WHAT IS ASKED:
Entries follow. Set all of them down as they stand.

EXERCISE MATERIALS:
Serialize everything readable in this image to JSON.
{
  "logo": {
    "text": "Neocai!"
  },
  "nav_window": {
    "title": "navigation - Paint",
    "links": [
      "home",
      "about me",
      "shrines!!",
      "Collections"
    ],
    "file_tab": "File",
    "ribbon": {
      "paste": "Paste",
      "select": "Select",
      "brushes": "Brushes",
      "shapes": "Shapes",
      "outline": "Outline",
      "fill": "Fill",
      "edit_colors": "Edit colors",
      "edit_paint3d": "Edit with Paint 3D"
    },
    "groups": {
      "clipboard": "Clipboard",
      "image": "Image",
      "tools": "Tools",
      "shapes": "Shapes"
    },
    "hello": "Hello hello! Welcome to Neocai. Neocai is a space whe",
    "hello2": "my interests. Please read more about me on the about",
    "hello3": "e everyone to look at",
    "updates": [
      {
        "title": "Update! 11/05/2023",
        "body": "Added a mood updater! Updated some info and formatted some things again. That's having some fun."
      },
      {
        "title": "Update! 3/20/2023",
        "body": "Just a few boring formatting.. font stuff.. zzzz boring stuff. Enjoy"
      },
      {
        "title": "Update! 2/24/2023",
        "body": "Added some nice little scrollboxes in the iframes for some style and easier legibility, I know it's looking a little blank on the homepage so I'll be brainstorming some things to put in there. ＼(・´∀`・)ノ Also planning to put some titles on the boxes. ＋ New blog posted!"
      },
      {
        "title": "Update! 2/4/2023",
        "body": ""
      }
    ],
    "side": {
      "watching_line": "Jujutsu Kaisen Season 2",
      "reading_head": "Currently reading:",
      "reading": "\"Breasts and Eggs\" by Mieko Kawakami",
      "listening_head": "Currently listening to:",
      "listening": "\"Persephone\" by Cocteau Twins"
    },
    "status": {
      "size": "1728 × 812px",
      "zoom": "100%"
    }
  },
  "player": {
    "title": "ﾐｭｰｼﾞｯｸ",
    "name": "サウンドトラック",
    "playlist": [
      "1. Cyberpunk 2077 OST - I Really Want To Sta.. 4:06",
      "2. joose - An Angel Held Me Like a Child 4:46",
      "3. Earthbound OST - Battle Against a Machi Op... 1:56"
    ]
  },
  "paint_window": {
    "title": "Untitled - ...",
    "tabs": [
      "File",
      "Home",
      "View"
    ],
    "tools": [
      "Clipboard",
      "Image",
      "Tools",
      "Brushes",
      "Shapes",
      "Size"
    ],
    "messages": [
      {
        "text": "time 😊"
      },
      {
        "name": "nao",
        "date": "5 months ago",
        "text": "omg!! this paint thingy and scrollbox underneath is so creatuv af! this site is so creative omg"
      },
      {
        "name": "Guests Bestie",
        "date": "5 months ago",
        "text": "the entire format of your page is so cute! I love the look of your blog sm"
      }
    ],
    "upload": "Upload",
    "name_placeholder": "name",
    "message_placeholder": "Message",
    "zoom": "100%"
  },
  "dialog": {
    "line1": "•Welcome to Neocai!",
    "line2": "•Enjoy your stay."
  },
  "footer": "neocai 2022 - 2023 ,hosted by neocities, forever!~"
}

EXERCISE RESULT:
Serialize everything readable in this image to JSON.
{
  "logo": {
    "text": "Neocai!"
  },
  "nav_window": {
    "title": "navigation - Paint",
    "links": [
      "home",
      "about me",
      "shrines!!",
      "Collections"
    ],
    "file_tab": "File",
    "ribbon": {
      "paste": "Paste",
      "select": "Select",
      "brushes": "Brushes",
      "shapes": "Shapes",
      "outline": "Outline",
      "fill": "Fill",
      "edit_colors": "Edit colors",
      "edit_paint3d": "Edit with Paint 3D"
    },
    "groups": {
      "clipboard": "Clipboard",
      "image": "Image",
      "tools": "Tools",
      "shapes": "Shapes"
    },
    "hello": "Hello hello! Welcome to Neocai. Neocai is a space whe",
    "hello2": "my interests. Please read more about me on the about",
    "hello3": "e everyone to look at",
    "updates": [
      {
        "title": "Update! 11/05/2023",
        "body": "Added a mood updater! Updated some info and formatted some things again. That's having some fun."
      },
      {
        "title": "Update! 3/20/2023",
        "body": "Just a few boring formatting.. font stuff.. zzzz boring stuff. Enjoy"
      },
      {
        "title": "Update! 2/24/2023",
        "body": "Added some nice little scrollboxes in the iframes for some style and easier legibility, I know it's looking a little blank on the homepage so I'll be brainstorming some things to put in there. ＼(・´∀`・)ノ Also planning to put some titles on the boxes. ＋ New blog posted!"
      },
      {
        "title": "Update! 2/4/2023",
        "body": ""
      }
    ],
    "side": {
      "watching_line": "Jujutsu Kaisen Season 2",
      "reading_head": "Currently reading:",
      "reading": "\"Breasts and Eggs\" by Mieko Kawakami",
      "listening_head": "Currently listening to:",
      "listening": "\"Persephone\" by Cocteau Twins"
    },
    "status": {
      "size": "1728 × 812px",
      "zoom": "100%"
    }
  },
  "player": {
    "title": "ﾐｭｰｼﾞｯｸ",
    "name": "サウンドトラック",
    "playlist": [
      "1. Cyberpunk 2077 OST - I Really Want To Sta.. 4:06",
      "2. joose - An Angel Held Me Like a Child 4:46",
      "3. Earthbound OST - Battle Against a Machi Op... 1:56"
    ]
  },
  "paint_window": {
    "title": "Untitled - ...",
    "tabs": [
      "File",
      "Home",
      "View"
    ],
    "tools": [
      "Clipboard",
      "Image",
      "Tools",
      "Brushes",
      "Shapes",
      "Size"
    ],
    "messages": [
      {
        "text": "time 😊"
      },
      {
        "name": "nao",
        "date": "5 months ago",
        "text": "omg!! this paint thingy and scrollbox underneath is so creatuv af! this site is so creative omg"
      },
      {
        "name": "Guests Bestie",
        "date": "5 months ago",
        "text": "the entire format of your page is so cute! I love the look of your blog sm"
      }
    ],
    "upload": "Upload",
    "name_placeholder": "name",
    "message_placeholder": "Message",
    "zoom": "100%"
  },
  "dialog": {
    "line1": "•Welcome to Neocai!",
    "line2": "•Enjoy your stay."
  },
  "footer": "neocai 2022 - 2023 ,hosted by neocities, forever!~"
}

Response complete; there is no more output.